• _MATERIAL TO PROCESS_
— BEGIN —

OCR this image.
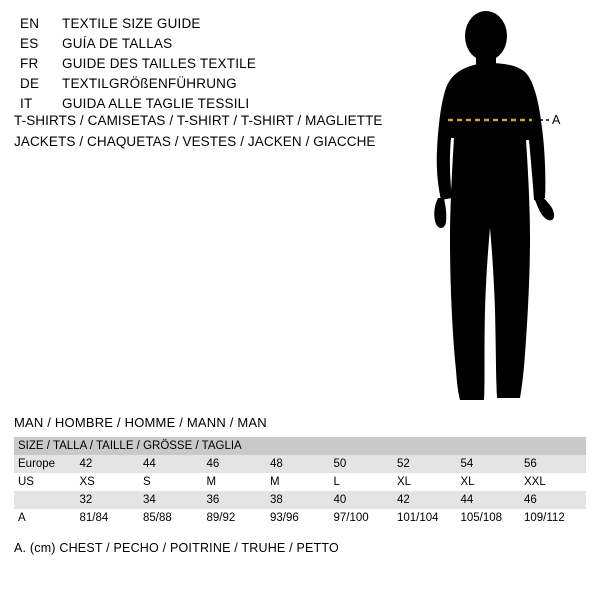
EN	TEXTILE SIZE GUIDE
ES	GUÍA DE TALLAS
FR	GUIDE DES TAILLES TEXTILE
DE	TEXTILGRÖßENFÜHRUNG
IT	GUIDA ALLE TAGLIE TESSILI
T-SHIRTS / CAMISETAS / T-SHIRT / T-SHIRT / MAGLIETTE
JACKETS / CHAQUETAS / VESTES / JACKEN / GIACCHE
A
MAN / HOMBRE / HOMME / MANN / MAN
SIZE / TALLA / TAILLE / GRÖSSE / TAGLIA								
Europe	42	44	46	48	50	52	54	56
US	XS	S	M	M	L	XL	XL	XXL
	32	34	36	38	40	42	44	46
A	81/84	85/88	89/92	93/96	97/100	101/104	105/108	109/112
A. (cm) CHEST / PECHO / POITRINE / TRUHE / PETTO
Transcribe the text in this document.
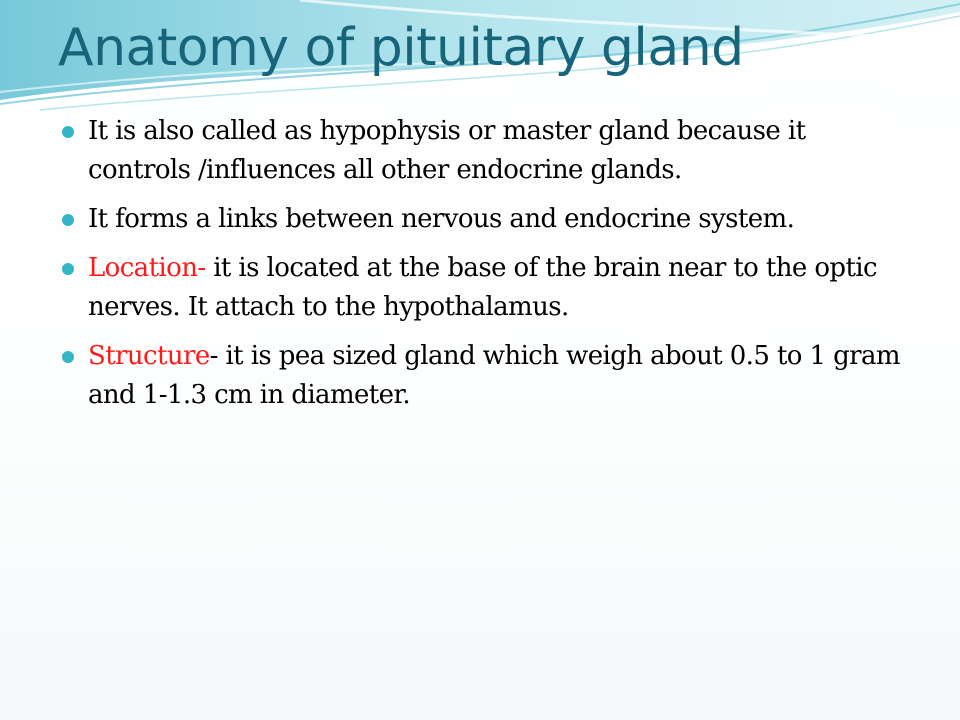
Anatomy of pituitary gland
It is also called as hypophysis or master gland because it controls /influences all other endocrine glands.
It forms a links between nervous and endocrine system.
Location- it is located at the base of the brain near to the optic nerves. It attach to the hypothalamus.
Structure- it is pea sized gland which weigh about 0.5 to 1 gram and 1-1.3 cm in diameter.
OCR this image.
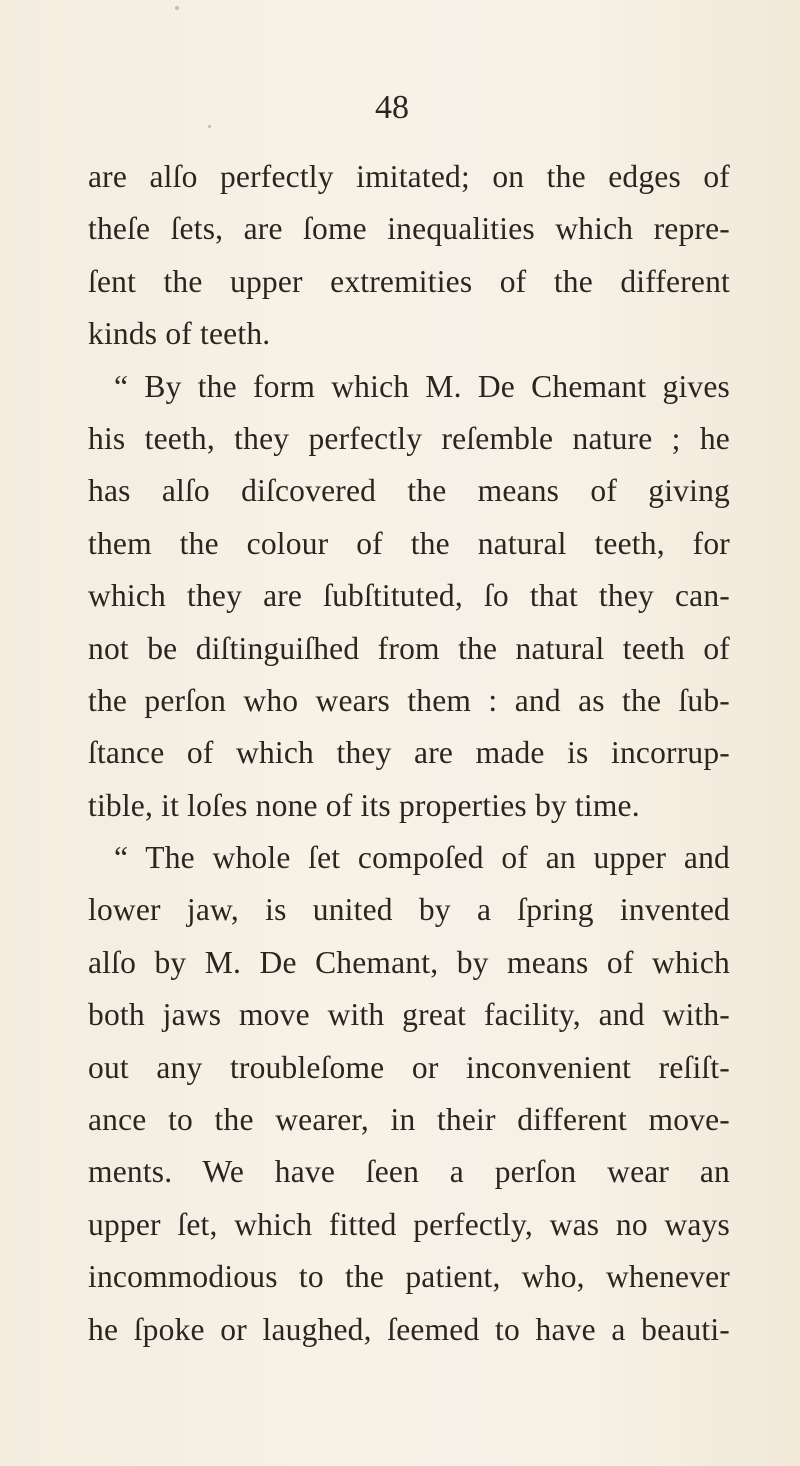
48
are alſo perfectly imitated; on the edges of
theſe ſets, are ſome inequalities which repre-
ſent the upper extremities of the different
kinds of teeth.
“ By the form which M. De Chemant gives
his teeth, they perfectly reſemble nature ; he
has alſo diſcovered the means of giving
them the colour of the natural teeth, for
which they are ſubſtituted, ſo that they can-
not be diſtinguiſhed from the natural teeth of
the perſon who wears them : and as the ſub-
ſtance of which they are made is incorrup-
tible, it loſes none of its properties by time.
“ The whole ſet compoſed of an upper and
lower jaw, is united by a ſpring invented
alſo by M. De Chemant, by means of which
both jaws move with great facility, and with-
out any troubleſome or inconvenient reſiſt-
ance to the wearer, in their different move-
ments. We have ſeen a perſon wear an
upper ſet, which fitted perfectly, was no ways
incommodious to the patient, who, whenever
he ſpoke or laughed, ſeemed to have a beauti-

— END —

• _GIVEN REQUEST_
Repeat the listing in full and exactly. Leave any pictures out.

• _RESULT OF THIS EXERCISE_
OCR this image.
EN	TEXTILE SIZE GUIDE
ES	GUÍA DE TALLAS
FR	GUIDE DES TAILLES TEXTILE
DE	TEXTILGRÖßENFÜHRUNG
IT	GUIDA ALLE TAGLIE TESSILI
T-SHIRTS / CAMISETAS / T-SHIRT / T-SHIRT / MAGLIETTE
JACKETS / CHAQUETAS / VESTES / JACKEN / GIACCHE
A
MAN / HOMBRE / HOMME / MANN / MAN
SIZE / TALLA / TAILLE / GRÖSSE / TAGLIA								
Europe	42	44	46	48	50	52	54	56
US	XS	S	M	M	L	XL	XL	XXL
	32	34	36	38	40	42	44	46
A	81/84	85/88	89/92	93/96	97/100	101/104	105/108	109/112
A. (cm) CHEST / PECHO / POITRINE / TRUHE / PETTO
Transcribe the text in this document.
Anatomy of pituitary gland
It is also called as hypophysis or master gland because it controls /influences all other endocrine glands.
It forms a links between nervous and endocrine system.
Location- it is located at the base of the brain near to the optic nerves. It attach to the hypothalamus.
Structure- it is pea sized gland which weigh about 0.5 to 1 gram and 1-1.3 cm in diameter.
OCR this image.
48
are alſo perfectly imitated; on the edges of
theſe ſets, are ſome inequalities which repre-
ſent the upper extremities of the different
kinds of teeth.
“ By the form which M. De Chemant gives
his teeth, they perfectly reſemble nature ; he
has alſo diſcovered the means of giving
them the colour of the natural teeth, for
which they are ſubſtituted, ſo that they can-
not be diſtinguiſhed from the natural teeth of
the perſon who wears them : and as the ſub-
ſtance of which they are made is incorrup-
tible, it loſes none of its properties by time.
“ The whole ſet compoſed of an upper and
lower jaw, is united by a ſpring invented
alſo by M. De Chemant, by means of which
both jaws move with great facility, and with-
out any troubleſome or inconvenient reſiſt-
ance to the wearer, in their different move-
ments. We have ſeen a perſon wear an
upper ſet, which fitted perfectly, was no ways
incommodious to the patient, who, whenever
he ſpoke or laughed, ſeemed to have a beauti-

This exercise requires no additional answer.